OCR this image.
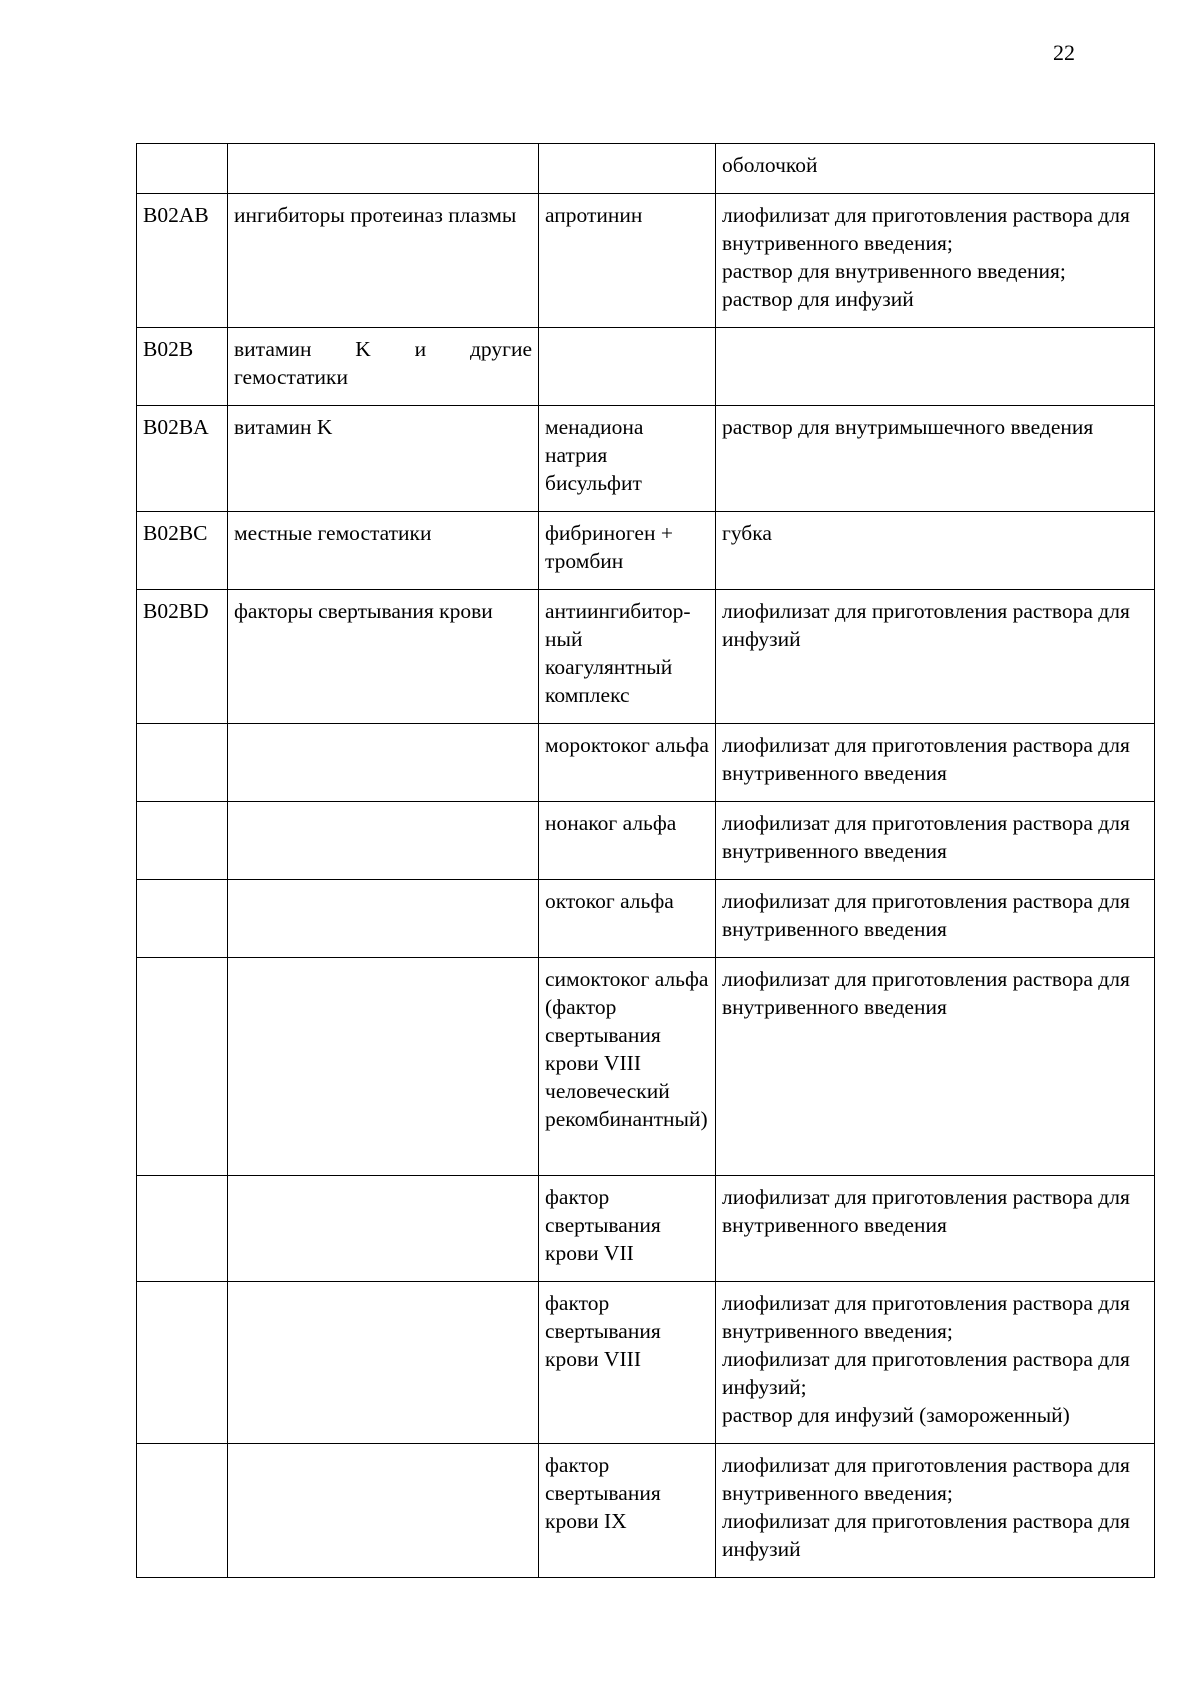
22
			оболочкой
B02AB	ингибиторы протеиназ плазмы	апротинин	лиофилизат для приготовления раствора для внутривенного введения;
раствор для внутривенного введения;
раствор для инфузий
B02B	витамин K и другие гемостатики		
B02BA	витамин K	менадиона натрия бисульфит	раствор для внутримышечного введения
B02BC	местные гемостатики	фибриноген + тромбин	губка
B02BD	факторы свертывания крови	антиингибиторный коагулянтный комплекс	лиофилизат для приготовления раствора для инфузий
		мороктоког альфа	лиофилизат для приготовления раствора для внутривенного введения
		нонаког альфа	лиофилизат для приготовления раствора для внутривенного введения
		октоког альфа	лиофилизат для приготовления раствора для внутривенного введения
		симоктоког альфа (фактор свертывания крови VIII человеческий рекомбинантный)	лиофилизат для приготовления раствора для внутривенного введения
		фактор свертывания крови VII	лиофилизат для приготовления раствора для внутривенного введения
		фактор свертывания крови VIII	лиофилизат для приготовления раствора для внутривенного введения;
лиофилизат для приготовления раствора для инфузий;
раствор для инфузий (замороженный)
		фактор свертывания крови IX	лиофилизат для приготовления раствора для внутривенного введения;
лиофилизат для приготовления раствора для инфузий
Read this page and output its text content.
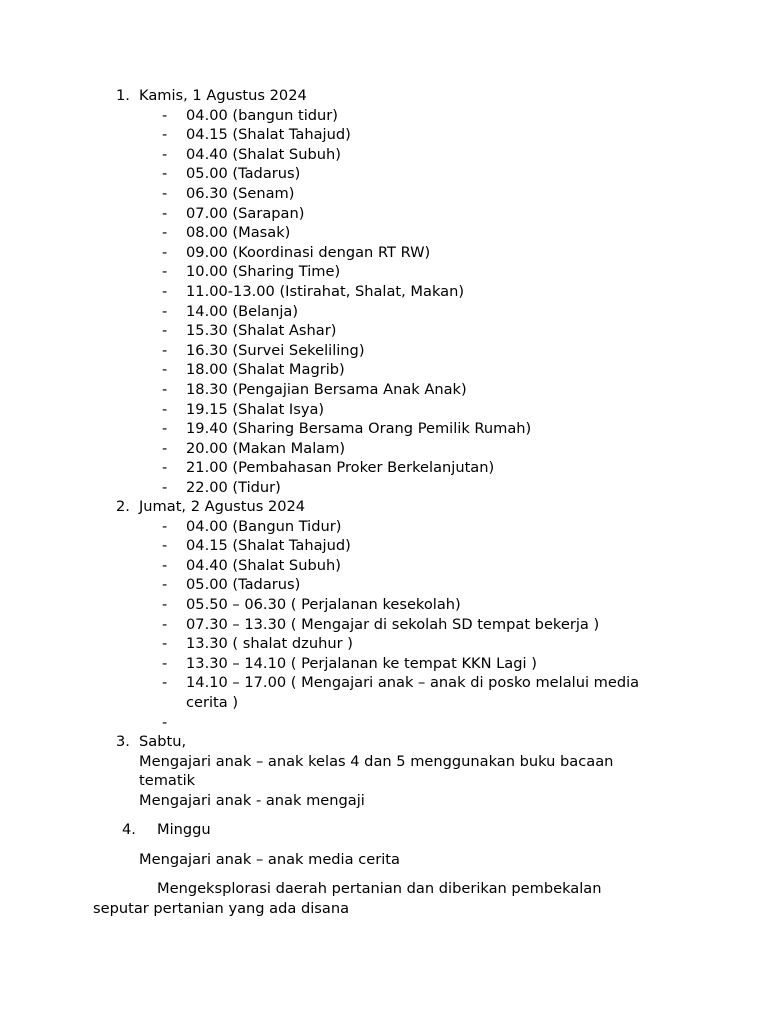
1. Kamis, 1 Agustus 2024
- 04.00 (bangun tidur)
- 04.15 (Shalat Tahajud)
- 04.40 (Shalat Subuh)
- 05.00 (Tadarus)
- 06.30 (Senam)
- 07.00 (Sarapan)
- 08.00 (Masak)
- 09.00 (Koordinasi dengan RT RW)
- 10.00 (Sharing Time)
- 11.00-13.00 (Istirahat, Shalat, Makan)
- 14.00 (Belanja)
- 15.30 (Shalat Ashar)
- 16.30 (Survei Sekeliling)
- 18.00 (Shalat Magrib)
- 18.30 (Pengajian Bersama Anak Anak)
- 19.15 (Shalat Isya)
- 19.40 (Sharing Bersama Orang Pemilik Rumah)
- 20.00 (Makan Malam)
- 21.00 (Pembahasan Proker Berkelanjutan)
- 22.00 (Tidur)
2. Jumat, 2 Agustus 2024
- 04.00 (Bangun Tidur)
- 04.15 (Shalat Tahajud)
- 04.40 (Shalat Subuh)
- 05.00 (Tadarus)
- 05.50 – 06.30 ( Perjalanan kesekolah)
- 07.30 – 13.30 ( Mengajar di sekolah SD tempat bekerja )
- 13.30 ( shalat dzuhur )
- 13.30 – 14.10 ( Perjalanan ke tempat KKN Lagi )
- 14.10 – 17.00 ( Mengajari anak – anak di posko melalui media
cerita )
-
3. Sabtu,
Mengajari anak – anak kelas 4 dan 5 menggunakan buku bacaan
tematik
Mengajari anak - anak mengaji
4. Minggu
Mengajari anak – anak media cerita
Mengeksplorasi daerah pertanian dan diberikan pembekalan
seputar pertanian yang ada disana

************

TASK:
Would you set down the listing exactly, omitting pictures?

TASK SOLUTION:
OCR this image.
22
			оболочкой
B02AB	ингибиторы протеиназ плазмы	апротинин	лиофилизат для приготовления раствора для внутривенного введения;
раствор для внутривенного введения;
раствор для инфузий
B02B	витамин K и другие гемостатики		
B02BA	витамин K	менадиона натрия бисульфит	раствор для внутримышечного введения
B02BC	местные гемостатики	фибриноген + тромбин	губка
B02BD	факторы свертывания крови	антиингибиторный коагулянтный комплекс	лиофилизат для приготовления раствора для инфузий
		мороктоког альфа	лиофилизат для приготовления раствора для внутривенного введения
		нонаког альфа	лиофилизат для приготовления раствора для внутривенного введения
		октоког альфа	лиофилизат для приготовления раствора для внутривенного введения
		симоктоког альфа (фактор свертывания крови VIII человеческий рекомбинантный)	лиофилизат для приготовления раствора для внутривенного введения
		фактор свертывания крови VII	лиофилизат для приготовления раствора для внутривенного введения
		фактор свертывания крови VIII	лиофилизат для приготовления раствора для внутривенного введения;
лиофилизат для приготовления раствора для инфузий;
раствор для инфузий (замороженный)
		фактор свертывания крови IX	лиофилизат для приготовления раствора для внутривенного введения;
лиофилизат для приготовления раствора для инфузий
Read this page and output its text content.
1. Kamis, 1 Agustus 2024
- 04.00 (bangun tidur)
- 04.15 (Shalat Tahajud)
- 04.40 (Shalat Subuh)
- 05.00 (Tadarus)
- 06.30 (Senam)
- 07.00 (Sarapan)
- 08.00 (Masak)
- 09.00 (Koordinasi dengan RT RW)
- 10.00 (Sharing Time)
- 11.00-13.00 (Istirahat, Shalat, Makan)
- 14.00 (Belanja)
- 15.30 (Shalat Ashar)
- 16.30 (Survei Sekeliling)
- 18.00 (Shalat Magrib)
- 18.30 (Pengajian Bersama Anak Anak)
- 19.15 (Shalat Isya)
- 19.40 (Sharing Bersama Orang Pemilik Rumah)
- 20.00 (Makan Malam)
- 21.00 (Pembahasan Proker Berkelanjutan)
- 22.00 (Tidur)
2. Jumat, 2 Agustus 2024
- 04.00 (Bangun Tidur)
- 04.15 (Shalat Tahajud)
- 04.40 (Shalat Subuh)
- 05.00 (Tadarus)
- 05.50 – 06.30 ( Perjalanan kesekolah)
- 07.30 – 13.30 ( Mengajar di sekolah SD tempat bekerja )
- 13.30 ( shalat dzuhur )
- 13.30 – 14.10 ( Perjalanan ke tempat KKN Lagi )
- 14.10 – 17.00 ( Mengajari anak – anak di posko melalui media
cerita )
-
3. Sabtu,
Mengajari anak – anak kelas 4 dan 5 menggunakan buku bacaan
tematik
Mengajari anak - anak mengaji
4. Minggu
Mengajari anak – anak media cerita
Mengeksplorasi daerah pertanian dan diberikan pembekalan
seputar pertanian yang ada disana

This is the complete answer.